--- TEXT SEGMENT Enclosed Below ---
Briefly

Boston: Old medicine proven effective against blood clots

Steady low doses of an old-fashioned blood thinner have been shown to dramatically lower the risk of recurring, dangerous blood clots in the legs and lungs, offering the first effective treatment for an estimated 750,000 U.S. victims annually.

Until now, there has been no accepted long-term therapy to prevent these sporadic clots from coming back, as they often do. The new study, released Monday, found that a modest dose of the drug warfarin reduces this risk by two-thirds.

Dr. Paul Ridker of Boston’s Brigham and Women’s Hospital, who directed the federally sponsored study, said the treatment costs pennies a day and is easy to administer once the correct dose is determined for each patient.

China: Quake toll above 250

Survivors dug through rubble and called out for their missing loved ones after a powerful earthquake knocked down homes and schools on Monday in western China, officials said. At least 261 people were killed and more than 2,050 injured.

The quake toppled farmhouses on families and collapsed schools on students in Bachu county, near China’s mountainous border with Kyrgyzstan. Thousands were left homeless and without shelter overnight in 14-degree temperatures.

More than 2,000 soldiers and paramilitary policemen joined rescue efforts.

Colombia: Americans declared POWs

Colombian rebels declared Monday that three captured Americans were “prisoners of war” and will be freed only as part of a broad prisoner exchange with Colombian government.

The Revolutionary Armed Forces of Colombia, known as the FARC, demanded a demilitarized zone from the Colombian government in order to exchange the three Americans and dozens of Colombian soldiers and police for insurgents in Colombian prisons.

The three Americans were captured on Feb. 13 after their U.S. government plane went down in FARC territory. A fourth American and a Colombian were shot and killed near the scene of the crash. Colombian authorities announced Monday they had captured a suspect in the killings.

Florida: Oldest American man dies

The oldest living American man died Monday from heart failure. He was 113.

John McMorran, of Lakeland, considered coffee his elixir and quit cigars at age 97. He was born June 19, 1889, in Michigan. He was the fourth-oldest person in the world.

He briefly held the title of the nation’s oldest person, but researchers confirmed Mary Christian of San Pablo, Calif., was born June 12, 1889, according to the California-based Gerontology Research Group.

The oldest person in the world is 115-year-old Kamato Hongo of Japan. She was born Sept. 16, 1887, according to the research group.
--- End of Enclosed TEXT SEGMENT ---
> **ACTION ITEM**: Update the China earthquake report from "The quake toppled" to "joined rescue efforts.", changing "soldiers" to "troops".
--- SOURCE INFORMATION Enclosed Below ---
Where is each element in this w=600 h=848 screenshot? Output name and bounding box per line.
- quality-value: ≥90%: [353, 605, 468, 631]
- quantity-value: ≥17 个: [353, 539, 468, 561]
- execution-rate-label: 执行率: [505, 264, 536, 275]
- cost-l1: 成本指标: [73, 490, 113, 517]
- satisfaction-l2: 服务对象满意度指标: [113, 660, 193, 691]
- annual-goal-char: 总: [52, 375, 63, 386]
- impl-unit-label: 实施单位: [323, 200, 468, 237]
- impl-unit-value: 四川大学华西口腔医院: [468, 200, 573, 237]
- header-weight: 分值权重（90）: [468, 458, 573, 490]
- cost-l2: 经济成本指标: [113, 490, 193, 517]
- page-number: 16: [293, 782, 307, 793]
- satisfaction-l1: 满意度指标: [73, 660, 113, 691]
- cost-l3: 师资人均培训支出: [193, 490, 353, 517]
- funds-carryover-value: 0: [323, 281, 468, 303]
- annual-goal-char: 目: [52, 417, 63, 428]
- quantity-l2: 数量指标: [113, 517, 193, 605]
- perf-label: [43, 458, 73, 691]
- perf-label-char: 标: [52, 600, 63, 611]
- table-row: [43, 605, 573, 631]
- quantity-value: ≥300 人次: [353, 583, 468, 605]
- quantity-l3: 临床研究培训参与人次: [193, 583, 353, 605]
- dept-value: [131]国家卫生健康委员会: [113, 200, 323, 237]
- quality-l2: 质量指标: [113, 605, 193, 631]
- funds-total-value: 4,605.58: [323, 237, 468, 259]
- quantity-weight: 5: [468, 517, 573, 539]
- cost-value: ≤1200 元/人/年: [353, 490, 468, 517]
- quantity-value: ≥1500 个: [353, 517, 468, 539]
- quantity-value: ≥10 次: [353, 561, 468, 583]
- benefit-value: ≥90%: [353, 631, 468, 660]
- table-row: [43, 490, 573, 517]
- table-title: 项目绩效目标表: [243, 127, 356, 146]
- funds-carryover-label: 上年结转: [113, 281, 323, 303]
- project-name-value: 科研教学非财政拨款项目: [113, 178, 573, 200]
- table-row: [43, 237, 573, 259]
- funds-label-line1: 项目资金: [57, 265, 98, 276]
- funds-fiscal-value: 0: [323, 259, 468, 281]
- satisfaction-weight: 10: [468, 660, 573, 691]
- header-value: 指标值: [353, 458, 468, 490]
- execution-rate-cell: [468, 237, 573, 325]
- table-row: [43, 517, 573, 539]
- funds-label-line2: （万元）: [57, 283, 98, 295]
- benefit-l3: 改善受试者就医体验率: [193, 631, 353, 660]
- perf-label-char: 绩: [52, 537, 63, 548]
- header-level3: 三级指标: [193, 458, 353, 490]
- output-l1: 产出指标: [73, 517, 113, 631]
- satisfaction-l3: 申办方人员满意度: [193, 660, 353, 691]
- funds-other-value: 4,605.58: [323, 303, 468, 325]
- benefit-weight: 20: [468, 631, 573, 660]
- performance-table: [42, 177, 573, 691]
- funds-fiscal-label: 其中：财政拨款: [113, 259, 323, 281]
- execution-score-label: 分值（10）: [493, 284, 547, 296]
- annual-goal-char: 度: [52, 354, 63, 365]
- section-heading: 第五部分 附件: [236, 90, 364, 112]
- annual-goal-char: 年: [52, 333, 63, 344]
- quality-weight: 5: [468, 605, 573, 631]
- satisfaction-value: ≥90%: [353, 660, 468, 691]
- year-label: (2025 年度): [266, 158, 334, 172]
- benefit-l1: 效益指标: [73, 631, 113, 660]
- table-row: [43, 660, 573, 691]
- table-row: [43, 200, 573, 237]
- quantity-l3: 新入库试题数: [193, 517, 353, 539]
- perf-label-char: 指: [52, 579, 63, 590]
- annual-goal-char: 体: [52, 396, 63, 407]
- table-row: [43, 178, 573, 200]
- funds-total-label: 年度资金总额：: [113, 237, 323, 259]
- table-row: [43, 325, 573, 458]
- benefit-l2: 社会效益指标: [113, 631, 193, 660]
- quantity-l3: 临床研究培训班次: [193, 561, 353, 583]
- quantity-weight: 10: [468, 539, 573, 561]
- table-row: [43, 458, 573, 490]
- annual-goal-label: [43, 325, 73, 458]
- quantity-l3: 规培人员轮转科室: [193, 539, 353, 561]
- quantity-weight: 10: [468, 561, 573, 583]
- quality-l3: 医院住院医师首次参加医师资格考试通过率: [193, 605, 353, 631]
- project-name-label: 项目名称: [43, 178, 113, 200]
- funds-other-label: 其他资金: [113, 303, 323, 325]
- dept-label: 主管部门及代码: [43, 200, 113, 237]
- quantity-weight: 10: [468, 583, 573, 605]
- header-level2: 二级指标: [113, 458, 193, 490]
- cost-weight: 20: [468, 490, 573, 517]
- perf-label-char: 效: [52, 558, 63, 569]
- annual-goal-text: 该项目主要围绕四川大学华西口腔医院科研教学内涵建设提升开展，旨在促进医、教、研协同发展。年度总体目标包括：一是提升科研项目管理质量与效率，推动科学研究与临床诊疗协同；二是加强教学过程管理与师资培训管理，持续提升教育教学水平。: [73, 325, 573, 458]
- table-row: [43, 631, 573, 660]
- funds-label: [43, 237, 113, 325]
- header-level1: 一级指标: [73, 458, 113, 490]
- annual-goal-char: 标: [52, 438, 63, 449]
--- End of Enclosed SOURCE INFORMATION ---
> **RESULT OF THIS TASK**:
The quake toppled farmhouses on families and collapsed schools on students in Bachu county, near China’s mountainous border with Kyrgyzstan. Thousands were left homeless and without shelter overnight in 14-degree temperatures.

More than 2,000 troops and paramilitary policemen joined rescue efforts.